# [Selected excerpt]
········
NorthStar: Vermont Yankee demolition ahead of schedule

October 18, 2019

By Susan Smallheer
Brattleboro Reformer

VERNON — Nine months into the demolition of the Vermont Yankee nuclear power plant, NorthStar CEO Scott State says the project is already about six months ahead of schedule. He said the company has been able to make progress by "doing things differently."

State said the project was divided up into three, two-year segments, and that the company will complete the project ahead of the 2030 deadline easily and on budget.

NorthStar’s partner for the first segment of the project, Orano USA, is already cutting up the nuclear reactor’s internals and getting them ready for shipment to another partner’s waste site in western Texas.

State said he originally expected the job would be completed by 2026.

"I think we’ll be done well before 2026," he said Thursday during a tour of the Vernon site with reporters, giving an update of the $500-plus million project. "We are months ahead of schedule."

State said despite the pace, the company had recently reached 220,000 man hours on the site with no ‘lost-time accidents,’ which he said is a tribute to the company’s planning and safety culture.

"These are big logistical jobs," he said.

State said NorthStar was in negotiations with the town of Vernon about leaving untouched some buildings and components, as long as they pass a radiological survey. NorthStar’s administrative building, which sits outside the security fence surrounding the plant and the de-construction zone, is one asset the town is interested in, State said.

He said he hopes to transfer some of the "assets" to Vernon even before the Nuclear Regulatory Commission releases the entire site from federal oversight.

"This is the community’s asset," said State. "We’re not developers."

The plant’s intake structure on the Connecticut River is another item the town is interested in, said David Pearson, NorthStar’s vice president.

COOLING TOWERS

Vermont Yankee’s iconic dual bank of cooling towers are now gone, leaving a large field free of tons of debris, but still sporting a 250,000 gallon hole that was an emergency reservoir for the plant.

"We’ll fill it in," said Corey Daniels, a longtime employee at the Vermont Yankee nuclear plant, as he and others climbed up a now-vacant security tower installed in the hyper security days after the terrorist attacks of Sept. 11, 2001, and got a good view of the ongoing demolition and clean up of the 130-acre site.

In all, the demolition is expected to take at least six years, and possibly longer, and cost upwards of $500 million.
········
# [Source information]
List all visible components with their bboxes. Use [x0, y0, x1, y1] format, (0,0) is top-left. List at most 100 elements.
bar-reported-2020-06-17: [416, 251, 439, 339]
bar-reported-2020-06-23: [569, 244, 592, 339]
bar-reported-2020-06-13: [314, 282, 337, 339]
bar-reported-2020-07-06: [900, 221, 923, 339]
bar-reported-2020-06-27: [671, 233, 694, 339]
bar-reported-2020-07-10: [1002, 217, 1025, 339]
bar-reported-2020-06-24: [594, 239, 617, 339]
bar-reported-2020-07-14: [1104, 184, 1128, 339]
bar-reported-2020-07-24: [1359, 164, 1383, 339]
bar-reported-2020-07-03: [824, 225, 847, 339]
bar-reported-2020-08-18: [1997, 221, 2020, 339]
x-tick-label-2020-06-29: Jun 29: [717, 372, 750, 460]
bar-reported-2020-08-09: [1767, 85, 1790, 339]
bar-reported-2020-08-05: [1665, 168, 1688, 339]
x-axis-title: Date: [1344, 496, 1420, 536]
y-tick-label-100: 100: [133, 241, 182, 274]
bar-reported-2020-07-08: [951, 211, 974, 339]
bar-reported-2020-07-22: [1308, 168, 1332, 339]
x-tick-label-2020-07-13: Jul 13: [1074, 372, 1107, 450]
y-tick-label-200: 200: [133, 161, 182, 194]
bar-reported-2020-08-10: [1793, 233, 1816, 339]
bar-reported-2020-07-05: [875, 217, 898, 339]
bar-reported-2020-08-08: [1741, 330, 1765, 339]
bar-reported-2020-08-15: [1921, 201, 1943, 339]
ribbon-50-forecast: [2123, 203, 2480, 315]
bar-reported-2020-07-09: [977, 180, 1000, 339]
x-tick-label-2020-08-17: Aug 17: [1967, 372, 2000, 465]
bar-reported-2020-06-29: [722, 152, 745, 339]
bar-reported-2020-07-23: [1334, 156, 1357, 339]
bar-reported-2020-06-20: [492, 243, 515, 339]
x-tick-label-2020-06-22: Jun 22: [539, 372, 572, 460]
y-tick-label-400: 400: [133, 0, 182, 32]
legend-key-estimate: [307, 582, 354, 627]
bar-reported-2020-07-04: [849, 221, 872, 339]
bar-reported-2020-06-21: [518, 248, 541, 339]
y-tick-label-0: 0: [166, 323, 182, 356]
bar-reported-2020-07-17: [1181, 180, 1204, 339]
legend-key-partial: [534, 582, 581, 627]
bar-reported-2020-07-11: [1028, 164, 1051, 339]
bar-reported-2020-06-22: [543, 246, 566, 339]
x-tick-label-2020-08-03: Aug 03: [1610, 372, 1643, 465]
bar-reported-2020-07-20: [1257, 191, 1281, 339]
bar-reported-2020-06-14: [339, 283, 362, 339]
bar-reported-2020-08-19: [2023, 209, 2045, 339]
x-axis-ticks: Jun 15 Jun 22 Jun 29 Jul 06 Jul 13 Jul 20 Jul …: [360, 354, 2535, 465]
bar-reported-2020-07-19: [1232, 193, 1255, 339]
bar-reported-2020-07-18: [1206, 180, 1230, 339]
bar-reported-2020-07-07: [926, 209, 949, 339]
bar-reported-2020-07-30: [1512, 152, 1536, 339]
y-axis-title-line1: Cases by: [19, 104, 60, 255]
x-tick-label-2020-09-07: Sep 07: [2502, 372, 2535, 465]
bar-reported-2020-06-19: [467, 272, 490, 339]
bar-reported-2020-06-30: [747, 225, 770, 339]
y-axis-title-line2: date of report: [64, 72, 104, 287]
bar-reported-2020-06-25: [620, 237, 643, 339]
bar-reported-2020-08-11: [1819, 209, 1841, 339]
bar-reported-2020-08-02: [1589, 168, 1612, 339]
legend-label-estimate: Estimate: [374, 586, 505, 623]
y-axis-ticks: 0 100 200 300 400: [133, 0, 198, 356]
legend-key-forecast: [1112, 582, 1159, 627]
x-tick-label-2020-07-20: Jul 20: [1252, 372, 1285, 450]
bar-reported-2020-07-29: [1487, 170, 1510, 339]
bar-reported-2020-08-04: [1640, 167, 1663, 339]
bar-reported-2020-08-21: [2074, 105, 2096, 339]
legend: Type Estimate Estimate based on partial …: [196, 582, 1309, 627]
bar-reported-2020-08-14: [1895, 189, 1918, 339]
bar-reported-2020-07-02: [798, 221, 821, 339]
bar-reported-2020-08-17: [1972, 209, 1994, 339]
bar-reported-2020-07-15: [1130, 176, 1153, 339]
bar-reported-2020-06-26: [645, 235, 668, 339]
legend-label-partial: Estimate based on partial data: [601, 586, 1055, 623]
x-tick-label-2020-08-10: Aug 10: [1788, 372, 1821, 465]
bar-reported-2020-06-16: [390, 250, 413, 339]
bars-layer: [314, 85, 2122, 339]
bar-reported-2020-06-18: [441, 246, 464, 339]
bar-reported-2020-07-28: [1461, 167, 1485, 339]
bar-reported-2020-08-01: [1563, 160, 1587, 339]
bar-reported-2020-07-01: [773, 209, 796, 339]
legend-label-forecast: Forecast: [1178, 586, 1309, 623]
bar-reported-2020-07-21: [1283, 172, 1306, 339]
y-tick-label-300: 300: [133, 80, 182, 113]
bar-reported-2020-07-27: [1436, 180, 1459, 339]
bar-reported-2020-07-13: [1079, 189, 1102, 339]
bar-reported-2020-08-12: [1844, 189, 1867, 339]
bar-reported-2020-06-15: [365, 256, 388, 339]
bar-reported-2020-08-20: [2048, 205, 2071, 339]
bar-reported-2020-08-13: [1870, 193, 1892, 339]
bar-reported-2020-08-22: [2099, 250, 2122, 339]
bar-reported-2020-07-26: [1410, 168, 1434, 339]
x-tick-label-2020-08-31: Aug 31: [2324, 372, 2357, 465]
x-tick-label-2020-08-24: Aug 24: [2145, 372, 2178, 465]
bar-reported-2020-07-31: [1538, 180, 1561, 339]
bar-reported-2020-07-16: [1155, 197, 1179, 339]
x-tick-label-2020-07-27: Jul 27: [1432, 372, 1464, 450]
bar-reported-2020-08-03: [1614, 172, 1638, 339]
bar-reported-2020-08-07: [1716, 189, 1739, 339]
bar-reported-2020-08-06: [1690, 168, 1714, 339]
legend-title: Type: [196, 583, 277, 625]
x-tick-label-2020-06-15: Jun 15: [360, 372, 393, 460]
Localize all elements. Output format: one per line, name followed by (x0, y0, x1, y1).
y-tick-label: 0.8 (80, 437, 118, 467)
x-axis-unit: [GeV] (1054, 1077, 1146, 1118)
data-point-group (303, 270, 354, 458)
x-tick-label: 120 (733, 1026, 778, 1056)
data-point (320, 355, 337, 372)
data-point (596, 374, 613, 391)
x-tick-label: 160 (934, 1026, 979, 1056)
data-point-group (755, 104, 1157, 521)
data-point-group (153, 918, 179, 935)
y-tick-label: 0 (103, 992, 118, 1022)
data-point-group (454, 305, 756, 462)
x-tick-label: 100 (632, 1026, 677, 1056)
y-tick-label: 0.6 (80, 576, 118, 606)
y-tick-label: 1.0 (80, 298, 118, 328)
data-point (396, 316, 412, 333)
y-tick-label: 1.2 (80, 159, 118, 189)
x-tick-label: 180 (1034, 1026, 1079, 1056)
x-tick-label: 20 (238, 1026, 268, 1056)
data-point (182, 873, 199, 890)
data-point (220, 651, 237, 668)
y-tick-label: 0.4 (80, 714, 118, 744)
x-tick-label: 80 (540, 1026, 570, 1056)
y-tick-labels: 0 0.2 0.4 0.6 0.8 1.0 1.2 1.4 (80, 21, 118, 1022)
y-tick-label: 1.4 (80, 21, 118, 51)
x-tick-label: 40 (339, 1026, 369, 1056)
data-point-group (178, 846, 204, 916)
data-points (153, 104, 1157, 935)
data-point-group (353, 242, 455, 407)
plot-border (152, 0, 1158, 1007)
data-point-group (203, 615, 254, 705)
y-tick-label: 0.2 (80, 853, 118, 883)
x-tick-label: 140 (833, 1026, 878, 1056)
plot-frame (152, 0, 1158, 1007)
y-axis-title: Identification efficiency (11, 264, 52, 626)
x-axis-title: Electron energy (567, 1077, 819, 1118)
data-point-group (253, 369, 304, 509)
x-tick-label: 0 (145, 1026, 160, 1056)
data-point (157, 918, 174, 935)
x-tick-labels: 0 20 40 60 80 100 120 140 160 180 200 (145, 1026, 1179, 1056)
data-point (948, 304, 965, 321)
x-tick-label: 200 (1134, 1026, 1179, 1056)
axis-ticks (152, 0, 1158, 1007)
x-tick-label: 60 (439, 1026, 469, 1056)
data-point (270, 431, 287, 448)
········
# [Problem 1]
Answer these questions from the Vermont Yankee demolition article, one line each:
(a) How many man hours had the company reached on the site with no lost-time accidents?
(b) How many gallons did the hole left in the cooling tower field hold?
(c) How many acres is the site?
# [Problem 2]
Recast the paragraph of the Vermont Yankee demolition article that begins "State said NorthStar was in negotiations" as a short bulleted list that keeps its main facts.
# [Problem 3]
Decide whether each statement agrees with the Vermont Yankee demolition article. Answer yes or no, and quote the deciding words.
(a) Orano USA is NorthStar's partner for the first segment of the project.
(b) NorthStar's administrative building sits inside the security fence.
(c) State originally expected the job to be completed by 2030.

# [Output 1]
(a) 220,000
(b) 250,000
(c) 130

# [Output 2]
- NorthStar is negotiating with the town of Vernon about leaving some buildings and components untouched.
- This depends on those items passing a radiological survey.
- The town is interested in NorthStar's administrative building.
- That building sits outside the security fence around the plant and the de-construction zone.

# [Output 3]
(a) Yes: "NorthStar’s partner for the first segment of the project, Orano USA"
(b) No: "which sits outside the security fence surrounding the plant and the de-construction zone"
(c) No: "State said he originally expected the job would be completed by 2026."